What the task requires — Consider the data that follows and state how many lines contain the string "title", using the number alone.

(Figure contents as structured data)
+++
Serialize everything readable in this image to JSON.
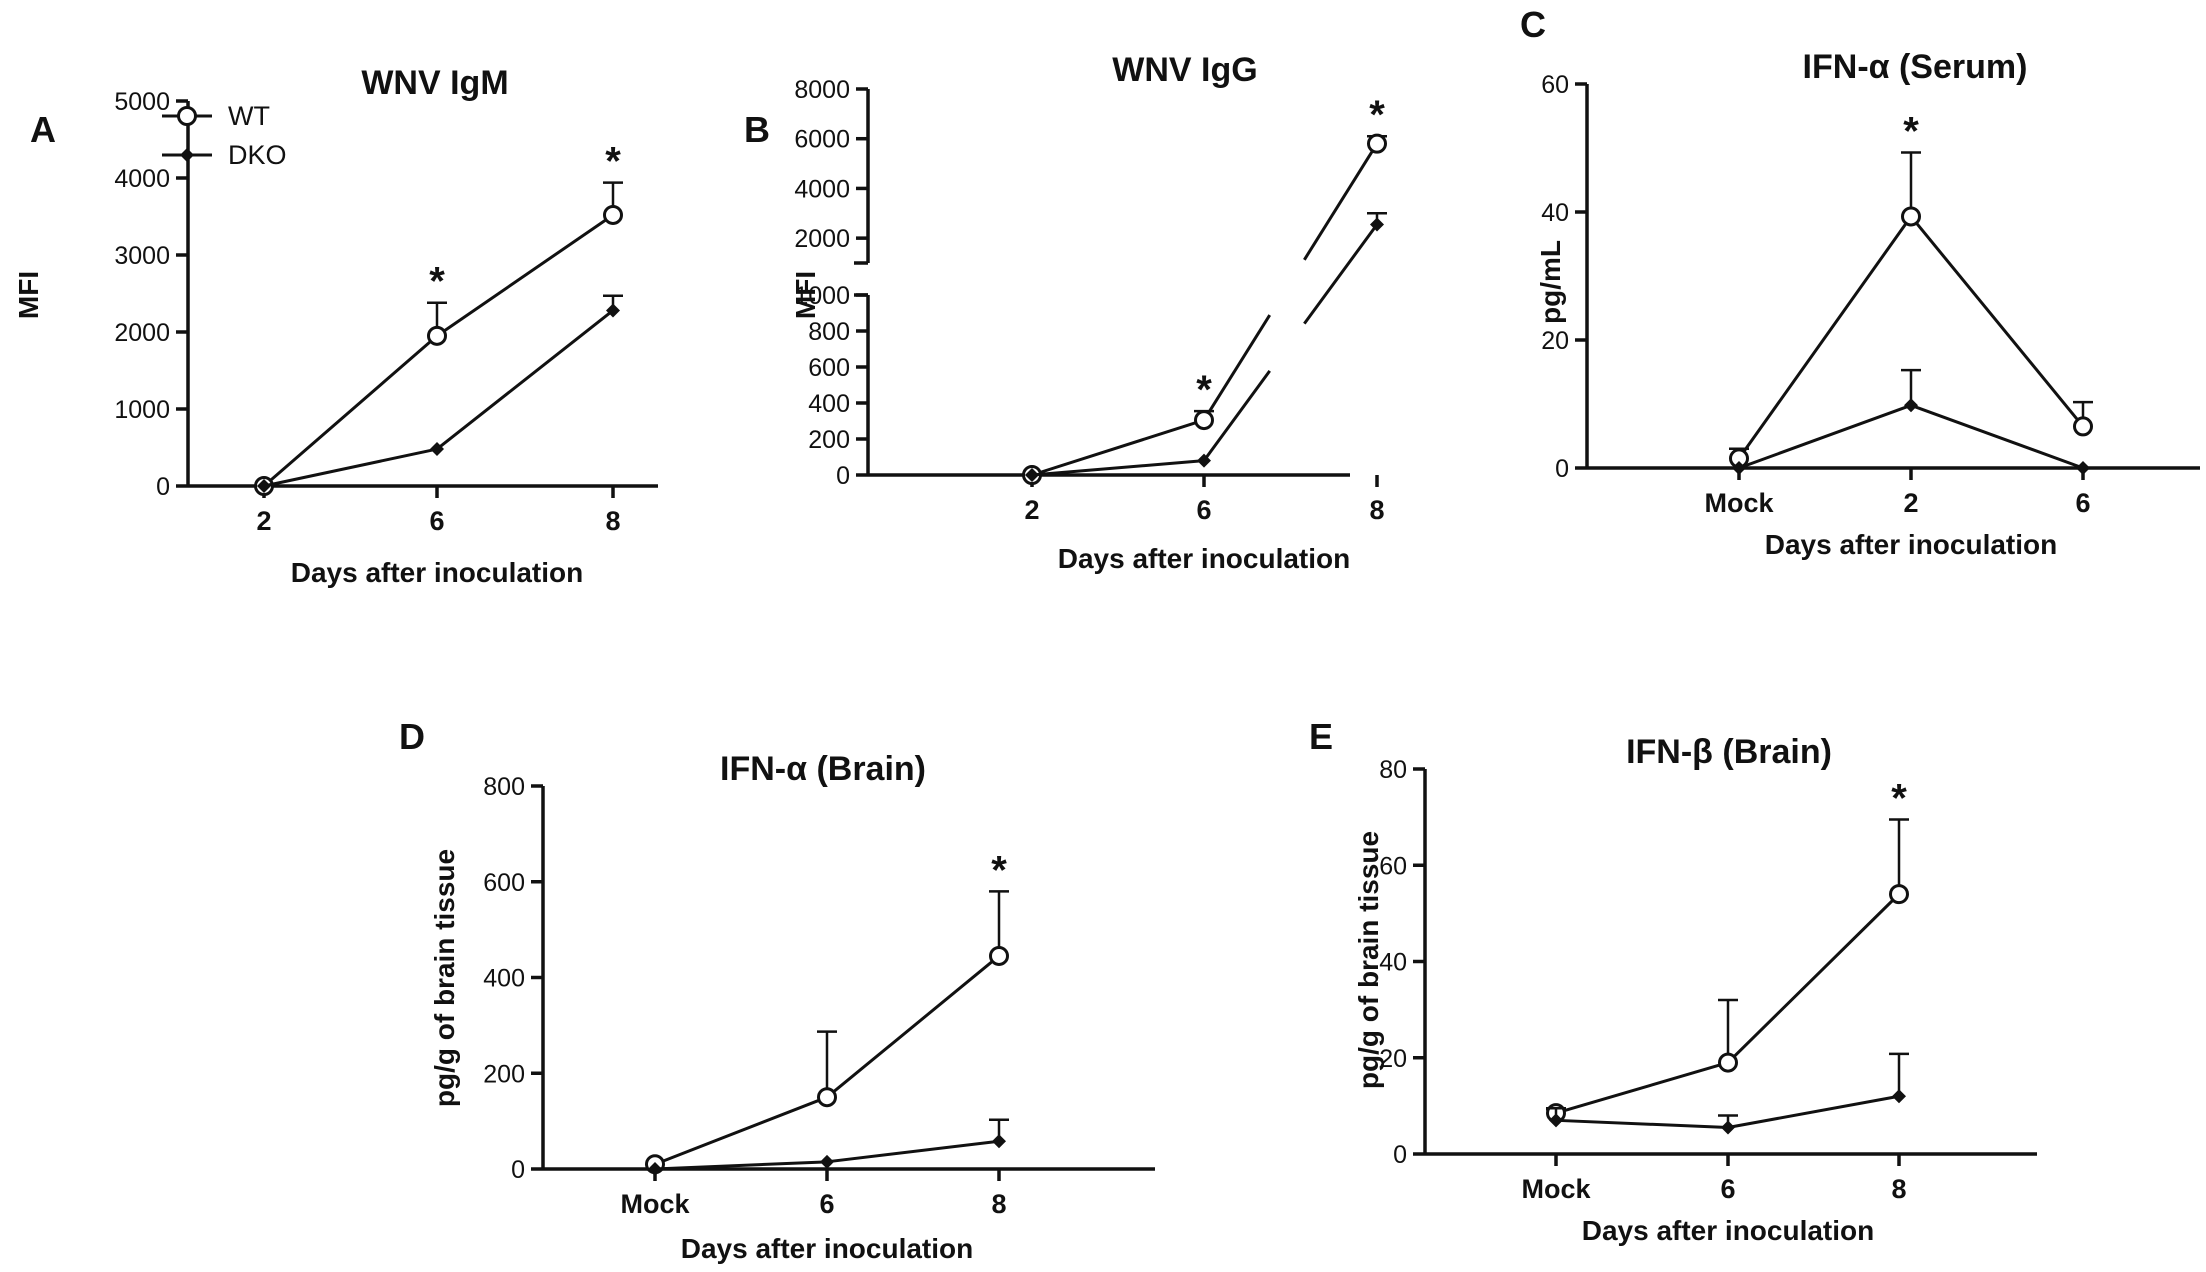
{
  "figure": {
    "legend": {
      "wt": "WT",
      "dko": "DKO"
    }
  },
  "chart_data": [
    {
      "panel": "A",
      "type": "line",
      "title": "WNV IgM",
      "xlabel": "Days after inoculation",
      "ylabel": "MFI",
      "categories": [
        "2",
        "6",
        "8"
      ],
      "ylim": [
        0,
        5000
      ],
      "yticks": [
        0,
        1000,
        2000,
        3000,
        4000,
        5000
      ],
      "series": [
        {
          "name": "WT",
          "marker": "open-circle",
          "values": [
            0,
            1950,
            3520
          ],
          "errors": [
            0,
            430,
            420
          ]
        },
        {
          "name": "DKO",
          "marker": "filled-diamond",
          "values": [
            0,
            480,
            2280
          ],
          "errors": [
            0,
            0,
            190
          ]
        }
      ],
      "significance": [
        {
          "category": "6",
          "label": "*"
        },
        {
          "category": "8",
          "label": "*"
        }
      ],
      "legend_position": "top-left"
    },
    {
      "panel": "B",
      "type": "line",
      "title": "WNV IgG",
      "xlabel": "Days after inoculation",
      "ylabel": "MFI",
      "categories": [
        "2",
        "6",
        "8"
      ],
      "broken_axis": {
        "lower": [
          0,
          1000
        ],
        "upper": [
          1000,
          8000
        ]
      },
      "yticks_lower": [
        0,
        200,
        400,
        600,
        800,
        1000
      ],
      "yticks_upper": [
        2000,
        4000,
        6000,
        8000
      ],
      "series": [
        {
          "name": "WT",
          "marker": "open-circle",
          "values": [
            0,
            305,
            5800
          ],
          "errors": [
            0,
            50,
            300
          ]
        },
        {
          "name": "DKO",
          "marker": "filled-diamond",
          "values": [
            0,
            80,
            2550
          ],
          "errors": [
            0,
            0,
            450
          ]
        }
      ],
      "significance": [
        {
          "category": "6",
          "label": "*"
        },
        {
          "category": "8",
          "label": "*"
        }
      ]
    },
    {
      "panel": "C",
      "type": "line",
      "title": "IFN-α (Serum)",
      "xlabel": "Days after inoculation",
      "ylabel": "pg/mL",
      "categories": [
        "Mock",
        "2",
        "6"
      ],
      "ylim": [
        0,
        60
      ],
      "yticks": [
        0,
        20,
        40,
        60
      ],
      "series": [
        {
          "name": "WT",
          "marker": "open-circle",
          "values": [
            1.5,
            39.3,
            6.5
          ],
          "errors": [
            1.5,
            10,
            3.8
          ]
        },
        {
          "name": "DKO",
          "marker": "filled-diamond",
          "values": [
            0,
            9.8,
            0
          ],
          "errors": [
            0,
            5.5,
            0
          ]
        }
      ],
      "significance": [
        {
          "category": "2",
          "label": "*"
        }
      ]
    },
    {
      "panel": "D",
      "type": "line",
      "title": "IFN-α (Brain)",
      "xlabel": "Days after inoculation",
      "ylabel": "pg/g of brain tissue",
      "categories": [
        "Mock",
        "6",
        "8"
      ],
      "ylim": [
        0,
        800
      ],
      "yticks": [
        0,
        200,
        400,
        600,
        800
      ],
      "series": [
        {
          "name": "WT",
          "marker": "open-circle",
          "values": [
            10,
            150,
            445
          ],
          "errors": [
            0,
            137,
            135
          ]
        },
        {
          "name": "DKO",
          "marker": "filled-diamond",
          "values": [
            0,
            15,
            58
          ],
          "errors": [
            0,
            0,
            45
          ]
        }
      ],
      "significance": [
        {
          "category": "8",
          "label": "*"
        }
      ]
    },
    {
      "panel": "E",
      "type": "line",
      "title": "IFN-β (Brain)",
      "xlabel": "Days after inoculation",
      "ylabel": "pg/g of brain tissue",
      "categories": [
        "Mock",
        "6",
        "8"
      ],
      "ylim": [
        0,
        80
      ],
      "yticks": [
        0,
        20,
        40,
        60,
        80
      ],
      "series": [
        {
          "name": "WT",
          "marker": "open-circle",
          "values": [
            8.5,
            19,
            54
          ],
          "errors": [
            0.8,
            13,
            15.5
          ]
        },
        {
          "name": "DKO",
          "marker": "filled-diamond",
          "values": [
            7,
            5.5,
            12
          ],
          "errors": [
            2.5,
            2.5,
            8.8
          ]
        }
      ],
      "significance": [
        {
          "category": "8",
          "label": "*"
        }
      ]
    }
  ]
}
+++
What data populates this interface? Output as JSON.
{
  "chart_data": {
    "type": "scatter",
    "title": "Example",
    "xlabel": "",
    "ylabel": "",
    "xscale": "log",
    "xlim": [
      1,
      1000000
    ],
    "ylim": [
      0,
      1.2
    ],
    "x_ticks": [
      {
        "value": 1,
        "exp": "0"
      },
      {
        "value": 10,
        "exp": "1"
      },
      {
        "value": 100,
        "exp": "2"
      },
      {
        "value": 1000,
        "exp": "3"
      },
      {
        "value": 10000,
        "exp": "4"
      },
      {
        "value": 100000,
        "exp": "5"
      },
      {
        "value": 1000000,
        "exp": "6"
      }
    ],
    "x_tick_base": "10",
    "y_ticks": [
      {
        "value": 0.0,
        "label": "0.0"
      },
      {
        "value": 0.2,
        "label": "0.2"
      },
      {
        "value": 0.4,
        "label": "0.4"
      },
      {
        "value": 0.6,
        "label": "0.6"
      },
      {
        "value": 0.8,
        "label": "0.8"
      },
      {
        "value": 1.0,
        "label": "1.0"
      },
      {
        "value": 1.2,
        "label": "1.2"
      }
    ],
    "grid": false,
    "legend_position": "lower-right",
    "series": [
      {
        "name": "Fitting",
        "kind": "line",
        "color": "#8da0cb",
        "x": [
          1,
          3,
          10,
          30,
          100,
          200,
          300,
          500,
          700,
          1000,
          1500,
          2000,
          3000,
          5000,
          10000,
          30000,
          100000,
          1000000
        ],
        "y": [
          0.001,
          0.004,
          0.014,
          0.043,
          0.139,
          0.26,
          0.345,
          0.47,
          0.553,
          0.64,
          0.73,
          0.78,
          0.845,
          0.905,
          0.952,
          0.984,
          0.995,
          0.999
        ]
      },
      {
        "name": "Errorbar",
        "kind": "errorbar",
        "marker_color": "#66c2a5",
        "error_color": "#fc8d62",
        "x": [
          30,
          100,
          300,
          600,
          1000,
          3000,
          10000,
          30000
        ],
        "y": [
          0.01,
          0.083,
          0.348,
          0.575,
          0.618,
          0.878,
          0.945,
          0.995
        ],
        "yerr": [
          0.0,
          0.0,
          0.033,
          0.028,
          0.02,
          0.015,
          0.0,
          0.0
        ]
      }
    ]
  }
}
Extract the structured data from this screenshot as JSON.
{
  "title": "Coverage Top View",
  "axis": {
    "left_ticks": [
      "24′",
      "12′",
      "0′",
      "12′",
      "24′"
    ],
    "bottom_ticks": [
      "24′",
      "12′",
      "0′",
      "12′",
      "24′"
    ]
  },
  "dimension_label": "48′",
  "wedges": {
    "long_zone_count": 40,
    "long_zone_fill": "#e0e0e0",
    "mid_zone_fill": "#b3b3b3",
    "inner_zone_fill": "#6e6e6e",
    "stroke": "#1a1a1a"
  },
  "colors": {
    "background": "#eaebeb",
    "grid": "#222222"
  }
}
+++
Completed task — 7